Data records:
----------------

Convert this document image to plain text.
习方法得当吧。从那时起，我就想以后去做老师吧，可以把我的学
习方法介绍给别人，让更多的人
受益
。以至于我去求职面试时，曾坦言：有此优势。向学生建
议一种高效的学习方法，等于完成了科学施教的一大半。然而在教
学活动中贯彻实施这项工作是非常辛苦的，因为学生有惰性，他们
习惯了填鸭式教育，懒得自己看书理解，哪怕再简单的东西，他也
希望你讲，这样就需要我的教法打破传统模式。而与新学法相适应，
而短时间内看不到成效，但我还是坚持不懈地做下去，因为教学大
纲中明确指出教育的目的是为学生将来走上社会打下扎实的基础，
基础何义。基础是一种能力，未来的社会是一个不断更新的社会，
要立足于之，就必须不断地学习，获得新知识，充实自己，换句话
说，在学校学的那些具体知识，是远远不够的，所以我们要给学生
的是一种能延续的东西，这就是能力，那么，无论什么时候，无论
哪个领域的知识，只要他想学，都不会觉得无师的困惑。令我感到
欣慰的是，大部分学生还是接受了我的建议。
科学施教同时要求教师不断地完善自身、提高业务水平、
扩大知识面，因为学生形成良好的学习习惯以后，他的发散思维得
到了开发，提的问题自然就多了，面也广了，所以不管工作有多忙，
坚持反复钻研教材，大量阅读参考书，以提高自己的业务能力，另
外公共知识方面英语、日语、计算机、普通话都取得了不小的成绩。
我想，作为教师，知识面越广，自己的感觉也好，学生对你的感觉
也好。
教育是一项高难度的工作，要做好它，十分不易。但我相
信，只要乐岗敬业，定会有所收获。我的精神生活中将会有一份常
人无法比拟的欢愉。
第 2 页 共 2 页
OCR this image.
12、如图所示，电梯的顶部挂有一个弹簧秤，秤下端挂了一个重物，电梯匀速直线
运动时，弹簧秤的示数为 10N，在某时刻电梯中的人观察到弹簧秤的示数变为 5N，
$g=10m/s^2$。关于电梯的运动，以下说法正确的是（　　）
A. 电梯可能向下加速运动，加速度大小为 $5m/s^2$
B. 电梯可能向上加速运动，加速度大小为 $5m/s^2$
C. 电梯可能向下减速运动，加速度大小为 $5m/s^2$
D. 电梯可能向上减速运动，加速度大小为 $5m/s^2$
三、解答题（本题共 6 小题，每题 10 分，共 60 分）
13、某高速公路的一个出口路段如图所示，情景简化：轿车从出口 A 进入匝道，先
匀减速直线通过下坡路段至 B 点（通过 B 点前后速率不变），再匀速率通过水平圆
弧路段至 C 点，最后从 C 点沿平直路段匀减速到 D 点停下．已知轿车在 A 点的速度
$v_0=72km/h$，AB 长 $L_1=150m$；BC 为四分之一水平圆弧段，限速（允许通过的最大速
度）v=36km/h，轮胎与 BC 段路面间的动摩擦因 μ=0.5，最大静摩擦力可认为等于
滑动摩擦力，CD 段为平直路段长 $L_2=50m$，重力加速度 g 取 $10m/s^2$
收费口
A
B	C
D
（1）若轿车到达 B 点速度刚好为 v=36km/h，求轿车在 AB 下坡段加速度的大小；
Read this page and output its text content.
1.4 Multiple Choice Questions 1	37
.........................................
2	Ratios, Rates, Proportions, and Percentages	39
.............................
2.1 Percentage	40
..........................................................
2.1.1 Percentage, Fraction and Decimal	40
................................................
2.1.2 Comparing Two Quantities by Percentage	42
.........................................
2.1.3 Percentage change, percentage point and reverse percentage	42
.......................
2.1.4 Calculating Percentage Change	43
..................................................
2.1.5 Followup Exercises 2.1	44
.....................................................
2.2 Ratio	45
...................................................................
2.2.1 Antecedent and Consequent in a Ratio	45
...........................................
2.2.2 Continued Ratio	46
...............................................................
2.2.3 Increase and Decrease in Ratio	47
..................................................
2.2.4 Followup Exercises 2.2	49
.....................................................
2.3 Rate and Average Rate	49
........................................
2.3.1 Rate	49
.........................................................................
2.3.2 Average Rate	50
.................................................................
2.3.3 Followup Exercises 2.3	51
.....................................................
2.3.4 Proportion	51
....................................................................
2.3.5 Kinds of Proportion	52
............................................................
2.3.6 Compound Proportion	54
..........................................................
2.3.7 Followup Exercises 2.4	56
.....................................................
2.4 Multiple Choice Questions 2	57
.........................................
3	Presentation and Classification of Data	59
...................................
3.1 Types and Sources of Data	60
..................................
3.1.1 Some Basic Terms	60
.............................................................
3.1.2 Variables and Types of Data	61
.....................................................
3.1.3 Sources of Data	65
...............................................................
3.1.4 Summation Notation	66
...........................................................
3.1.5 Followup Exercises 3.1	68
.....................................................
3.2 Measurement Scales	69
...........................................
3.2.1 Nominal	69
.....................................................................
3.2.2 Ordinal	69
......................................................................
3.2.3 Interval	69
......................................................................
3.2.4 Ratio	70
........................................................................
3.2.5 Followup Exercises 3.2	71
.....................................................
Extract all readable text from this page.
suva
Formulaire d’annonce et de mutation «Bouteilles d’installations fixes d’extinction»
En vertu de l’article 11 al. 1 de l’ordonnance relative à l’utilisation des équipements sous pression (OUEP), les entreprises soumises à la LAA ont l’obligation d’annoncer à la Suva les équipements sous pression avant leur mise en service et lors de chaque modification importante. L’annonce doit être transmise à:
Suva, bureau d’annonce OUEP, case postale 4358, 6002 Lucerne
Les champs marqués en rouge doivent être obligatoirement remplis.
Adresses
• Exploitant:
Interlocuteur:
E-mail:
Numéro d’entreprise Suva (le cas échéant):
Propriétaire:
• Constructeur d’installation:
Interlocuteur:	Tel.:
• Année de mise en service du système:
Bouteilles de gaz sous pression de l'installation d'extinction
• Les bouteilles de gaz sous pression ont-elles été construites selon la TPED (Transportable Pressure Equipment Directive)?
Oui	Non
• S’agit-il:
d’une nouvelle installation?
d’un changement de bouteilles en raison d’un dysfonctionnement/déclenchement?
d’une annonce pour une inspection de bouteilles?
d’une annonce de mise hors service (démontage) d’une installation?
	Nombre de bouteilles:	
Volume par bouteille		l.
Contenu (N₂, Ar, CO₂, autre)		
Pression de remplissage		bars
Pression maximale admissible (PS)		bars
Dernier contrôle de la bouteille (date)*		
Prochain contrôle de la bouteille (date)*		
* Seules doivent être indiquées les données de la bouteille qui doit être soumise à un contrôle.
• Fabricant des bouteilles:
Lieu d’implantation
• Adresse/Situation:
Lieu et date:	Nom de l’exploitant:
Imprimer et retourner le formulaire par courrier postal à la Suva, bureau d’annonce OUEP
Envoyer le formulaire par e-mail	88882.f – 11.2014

----------------

▶ **Stated problem**
Output all preceding records character for character.

▶ **Result of this exercise**
Convert this document image to plain text.
习方法得当吧。从那时起，我就想以后去做老师吧，可以把我的学
习方法介绍给别人，让更多的人
受益
。以至于我去求职面试时，曾坦言：有此优势。向学生建
议一种高效的学习方法，等于完成了科学施教的一大半。然而在教
学活动中贯彻实施这项工作是非常辛苦的，因为学生有惰性，他们
习惯了填鸭式教育，懒得自己看书理解，哪怕再简单的东西，他也
希望你讲，这样就需要我的教法打破传统模式。而与新学法相适应，
而短时间内看不到成效，但我还是坚持不懈地做下去，因为教学大
纲中明确指出教育的目的是为学生将来走上社会打下扎实的基础，
基础何义。基础是一种能力，未来的社会是一个不断更新的社会，
要立足于之，就必须不断地学习，获得新知识，充实自己，换句话
说，在学校学的那些具体知识，是远远不够的，所以我们要给学生
的是一种能延续的东西，这就是能力，那么，无论什么时候，无论
哪个领域的知识，只要他想学，都不会觉得无师的困惑。令我感到
欣慰的是，大部分学生还是接受了我的建议。
科学施教同时要求教师不断地完善自身、提高业务水平、
扩大知识面，因为学生形成良好的学习习惯以后，他的发散思维得
到了开发，提的问题自然就多了，面也广了，所以不管工作有多忙，
坚持反复钻研教材，大量阅读参考书，以提高自己的业务能力，另
外公共知识方面英语、日语、计算机、普通话都取得了不小的成绩。
我想，作为教师，知识面越广，自己的感觉也好，学生对你的感觉
也好。
教育是一项高难度的工作，要做好它，十分不易。但我相
信，只要乐岗敬业，定会有所收获。我的精神生活中将会有一份常
人无法比拟的欢愉。
第 2 页 共 2 页
OCR this image.
12、如图所示，电梯的顶部挂有一个弹簧秤，秤下端挂了一个重物，电梯匀速直线
运动时，弹簧秤的示数为 10N，在某时刻电梯中的人观察到弹簧秤的示数变为 5N，
$g=10m/s^2$。关于电梯的运动，以下说法正确的是（　　）
A. 电梯可能向下加速运动，加速度大小为 $5m/s^2$
B. 电梯可能向上加速运动，加速度大小为 $5m/s^2$
C. 电梯可能向下减速运动，加速度大小为 $5m/s^2$
D. 电梯可能向上减速运动，加速度大小为 $5m/s^2$
三、解答题（本题共 6 小题，每题 10 分，共 60 分）
13、某高速公路的一个出口路段如图所示，情景简化：轿车从出口 A 进入匝道，先
匀减速直线通过下坡路段至 B 点（通过 B 点前后速率不变），再匀速率通过水平圆
弧路段至 C 点，最后从 C 点沿平直路段匀减速到 D 点停下．已知轿车在 A 点的速度
$v_0=72km/h$，AB 长 $L_1=150m$；BC 为四分之一水平圆弧段，限速（允许通过的最大速
度）v=36km/h，轮胎与 BC 段路面间的动摩擦因 μ=0.5，最大静摩擦力可认为等于
滑动摩擦力，CD 段为平直路段长 $L_2=50m$，重力加速度 g 取 $10m/s^2$
收费口
A
B	C
D
（1）若轿车到达 B 点速度刚好为 v=36km/h，求轿车在 AB 下坡段加速度的大小；
Read this page and output its text content.
1.4 Multiple Choice Questions 1	37
.........................................
2	Ratios, Rates, Proportions, and Percentages	39
.............................
2.1 Percentage	40
..........................................................
2.1.1 Percentage, Fraction and Decimal	40
................................................
2.1.2 Comparing Two Quantities by Percentage	42
.........................................
2.1.3 Percentage change, percentage point and reverse percentage	42
.......................
2.1.4 Calculating Percentage Change	43
..................................................
2.1.5 Followup Exercises 2.1	44
.....................................................
2.2 Ratio	45
...................................................................
2.2.1 Antecedent and Consequent in a Ratio	45
...........................................
2.2.2 Continued Ratio	46
...............................................................
2.2.3 Increase and Decrease in Ratio	47
..................................................
2.2.4 Followup Exercises 2.2	49
.....................................................
2.3 Rate and Average Rate	49
........................................
2.3.1 Rate	49
.........................................................................
2.3.2 Average Rate	50
.................................................................
2.3.3 Followup Exercises 2.3	51
.....................................................
2.3.4 Proportion	51
....................................................................
2.3.5 Kinds of Proportion	52
............................................................
2.3.6 Compound Proportion	54
..........................................................
2.3.7 Followup Exercises 2.4	56
.....................................................
2.4 Multiple Choice Questions 2	57
.........................................
3	Presentation and Classification of Data	59
...................................
3.1 Types and Sources of Data	60
..................................
3.1.1 Some Basic Terms	60
.............................................................
3.1.2 Variables and Types of Data	61
.....................................................
3.1.3 Sources of Data	65
...............................................................
3.1.4 Summation Notation	66
...........................................................
3.1.5 Followup Exercises 3.1	68
.....................................................
3.2 Measurement Scales	69
...........................................
3.2.1 Nominal	69
.....................................................................
3.2.2 Ordinal	69
......................................................................
3.2.3 Interval	69
......................................................................
3.2.4 Ratio	70
........................................................................
3.2.5 Followup Exercises 3.2	71
.....................................................
Extract all readable text from this page.
suva
Formulaire d’annonce et de mutation «Bouteilles d’installations fixes d’extinction»
En vertu de l’article 11 al. 1 de l’ordonnance relative à l’utilisation des équipements sous pression (OUEP), les entreprises soumises à la LAA ont l’obligation d’annoncer à la Suva les équipements sous pression avant leur mise en service et lors de chaque modification importante. L’annonce doit être transmise à:
Suva, bureau d’annonce OUEP, case postale 4358, 6002 Lucerne
Les champs marqués en rouge doivent être obligatoirement remplis.
Adresses
• Exploitant:
Interlocuteur:
E-mail:
Numéro d’entreprise Suva (le cas échéant):
Propriétaire:
• Constructeur d’installation:
Interlocuteur:	Tel.:
• Année de mise en service du système:
Bouteilles de gaz sous pression de l'installation d'extinction
• Les bouteilles de gaz sous pression ont-elles été construites selon la TPED (Transportable Pressure Equipment Directive)?
Oui	Non
• S’agit-il:
d’une nouvelle installation?
d’un changement de bouteilles en raison d’un dysfonctionnement/déclenchement?
d’une annonce pour une inspection de bouteilles?
d’une annonce de mise hors service (démontage) d’une installation?
	Nombre de bouteilles:	
Volume par bouteille		l.
Contenu (N₂, Ar, CO₂, autre)		
Pression de remplissage		bars
Pression maximale admissible (PS)		bars
Dernier contrôle de la bouteille (date)*		
Prochain contrôle de la bouteille (date)*		
* Seules doivent être indiquées les données de la bouteille qui doit être soumise à un contrôle.
• Fabricant des bouteilles:
Lieu d’implantation
• Adresse/Situation:
Lieu et date:	Nom de l’exploitant:
Imprimer et retourner le formulaire par courrier postal à la Suva, bureau d’annonce OUEP
Envoyer le formulaire par e-mail	88882.f – 11.2014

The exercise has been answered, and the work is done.